## Work task
Condense the paragraph of the Soapbox text below that begins "In general terms, gaming offers an outlet" into a short bulleted list that keeps its main facts.

## Source extract
* * * * * * * * *

Breaking Arrows is a Soapbox series published by Highland Arrow relating the views and opinions of smaller developers, independent journalists, and gamers, related to the GamerGate movement.
This entry in the series is the response of Ashton Liu, a medical professional and a contributing Editor at RPGFan.
Breaking Arrows is a Soapbox series published by Highland Arrow relating the views and opinions of smaller developers, independent journalists, and gamers, related to the GamerGate movement. To read more about it, read the lead article here.
Why is gaming important to you?
To me as an individual, gaming is something that helped me whittle away boredom and kept me company as a kid. I don't play as frequently (or for hours at a time) anymore, but to say that gaming has had a not-insignificant impact on me personally is not an exaggeration.
In general terms, gaming offers an outlet. During my rotations when I was an intern, many sick children that were suffering from illnesses like Leukemia were bored and dreading the future because of their illness. I would bring my video games in during some weekends I was off to play Street Fighter or Pokemon with them, and it could take their minds off of their illnesses and pain for a while. As a medical professional, keeping patients in high spirits is important to the healing process. The gaming sessions might have made a significant difference for these children. It's also an outlet for people who are lonely, depressed, or suffer inwardly but have no other outlet.
What is your relation to gaming?
I have no relation to gaming other than as a hobby and a small role at a video game website writing reviews for free.
What does gaming mean to you personally?
It's a hobby. One that doesn't necessarily have a part in my identity as a person, but is looked upon fondly by me, as is its community at large.
What is your take on the recent controversies? (and old ones, Jeff Gerstmann’s firing, the Doritios/Mountain Dew advertising thing, etc)
We always knew there was money exchanging hands under the table. We tolerated it because at that point, it was a victimless crime. Nobody was really being hurt (outside of certain incidents like Jeff Gerstmann) and all we really had to deal with were extra articles or features which were obviously little more than editorial advertisements - all things considered, a minor annoyance, at best.
What changed for the recent controversy is that people started getting hurt. The mentally ill. The sexually harassed. Feminist startups. Minorities and women who didn't conform to their opinions. One doxxed a minor, I believe, while their friends cheered them on. This while they were claiming ideological superiority and the mantle of "progressivity." It was disgraceful, barbaric, and such a gross breach of not only journalistic ethics but also human morals that the gaming community at large was absolutely revolted when these events came to light. I admit, I haven't worked in medicine for very long, but what I saw here was far and away some of the worst abuses of human civil liberties I had ever seen.

* * * * * * * * *

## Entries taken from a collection
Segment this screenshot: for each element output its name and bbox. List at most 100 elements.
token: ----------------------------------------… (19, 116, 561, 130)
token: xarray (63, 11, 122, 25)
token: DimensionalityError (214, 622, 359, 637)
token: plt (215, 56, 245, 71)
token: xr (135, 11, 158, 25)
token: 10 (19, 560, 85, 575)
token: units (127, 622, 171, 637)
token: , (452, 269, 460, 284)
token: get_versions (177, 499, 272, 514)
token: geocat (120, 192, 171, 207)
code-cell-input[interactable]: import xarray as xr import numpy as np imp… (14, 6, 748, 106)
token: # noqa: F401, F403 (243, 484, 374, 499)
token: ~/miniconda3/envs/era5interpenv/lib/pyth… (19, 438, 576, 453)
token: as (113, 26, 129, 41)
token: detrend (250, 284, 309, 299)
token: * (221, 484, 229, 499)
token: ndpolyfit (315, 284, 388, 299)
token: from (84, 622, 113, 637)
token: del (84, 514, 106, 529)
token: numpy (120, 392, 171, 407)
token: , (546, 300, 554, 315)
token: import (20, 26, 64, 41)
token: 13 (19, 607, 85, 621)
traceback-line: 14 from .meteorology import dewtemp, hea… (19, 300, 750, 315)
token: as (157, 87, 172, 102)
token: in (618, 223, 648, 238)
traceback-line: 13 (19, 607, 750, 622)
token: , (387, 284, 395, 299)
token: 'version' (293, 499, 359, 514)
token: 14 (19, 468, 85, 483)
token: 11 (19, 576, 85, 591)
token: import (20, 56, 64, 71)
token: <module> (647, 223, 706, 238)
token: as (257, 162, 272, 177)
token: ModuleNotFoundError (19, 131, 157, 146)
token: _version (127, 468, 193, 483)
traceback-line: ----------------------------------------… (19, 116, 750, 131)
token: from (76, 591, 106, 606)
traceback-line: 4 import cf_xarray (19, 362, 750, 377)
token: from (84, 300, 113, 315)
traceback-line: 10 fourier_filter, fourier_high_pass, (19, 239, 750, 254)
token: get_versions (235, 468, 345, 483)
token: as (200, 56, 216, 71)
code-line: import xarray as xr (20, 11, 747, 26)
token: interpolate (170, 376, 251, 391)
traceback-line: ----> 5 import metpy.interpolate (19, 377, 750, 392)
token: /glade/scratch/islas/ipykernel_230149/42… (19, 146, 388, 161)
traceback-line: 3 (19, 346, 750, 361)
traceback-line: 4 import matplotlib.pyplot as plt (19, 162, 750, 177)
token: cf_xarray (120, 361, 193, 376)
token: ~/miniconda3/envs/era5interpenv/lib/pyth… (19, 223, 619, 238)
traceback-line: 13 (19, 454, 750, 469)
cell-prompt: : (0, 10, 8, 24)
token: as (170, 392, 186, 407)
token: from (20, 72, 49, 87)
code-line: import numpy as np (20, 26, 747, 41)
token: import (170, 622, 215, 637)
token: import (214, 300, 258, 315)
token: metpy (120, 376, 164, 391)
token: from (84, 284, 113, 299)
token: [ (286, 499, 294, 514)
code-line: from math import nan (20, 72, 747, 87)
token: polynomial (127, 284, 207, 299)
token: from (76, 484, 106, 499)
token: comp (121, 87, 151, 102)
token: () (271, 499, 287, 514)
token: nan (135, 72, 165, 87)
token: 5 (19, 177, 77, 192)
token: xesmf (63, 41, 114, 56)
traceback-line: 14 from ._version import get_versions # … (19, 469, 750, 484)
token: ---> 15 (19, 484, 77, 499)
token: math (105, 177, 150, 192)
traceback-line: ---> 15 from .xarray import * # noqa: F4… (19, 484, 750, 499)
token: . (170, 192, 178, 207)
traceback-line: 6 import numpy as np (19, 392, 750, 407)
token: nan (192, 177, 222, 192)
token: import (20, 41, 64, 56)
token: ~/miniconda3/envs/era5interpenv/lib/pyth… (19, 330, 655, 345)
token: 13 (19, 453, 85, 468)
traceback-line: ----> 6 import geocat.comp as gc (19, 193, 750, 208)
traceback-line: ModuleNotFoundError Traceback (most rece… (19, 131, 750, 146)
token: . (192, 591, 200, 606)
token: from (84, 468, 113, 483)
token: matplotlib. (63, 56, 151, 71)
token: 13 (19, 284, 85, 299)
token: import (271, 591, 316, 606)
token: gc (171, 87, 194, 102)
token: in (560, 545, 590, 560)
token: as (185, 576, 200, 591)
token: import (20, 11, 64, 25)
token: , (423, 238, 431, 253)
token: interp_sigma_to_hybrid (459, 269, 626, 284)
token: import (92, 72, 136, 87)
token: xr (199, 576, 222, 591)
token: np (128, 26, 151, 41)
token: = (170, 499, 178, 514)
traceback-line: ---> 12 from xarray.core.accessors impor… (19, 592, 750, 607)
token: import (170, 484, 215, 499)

* * * * * * * * *

## Expected answer
- Gaming offers an outlet.
- During internship rotations, the writer met many sick children, some with Leukemia, who were bored and dreading the future.
- On some weekends off, the writer brought in video games to play Street Fighter or Pokemon with them, which could take their minds off their illnesses and pain for a while.
- Keeping patients in high spirits is important to healing, so these sessions might have made a significant difference.
- Gaming is also an outlet for people who are lonely, depressed, or suffering inwardly with no other outlet.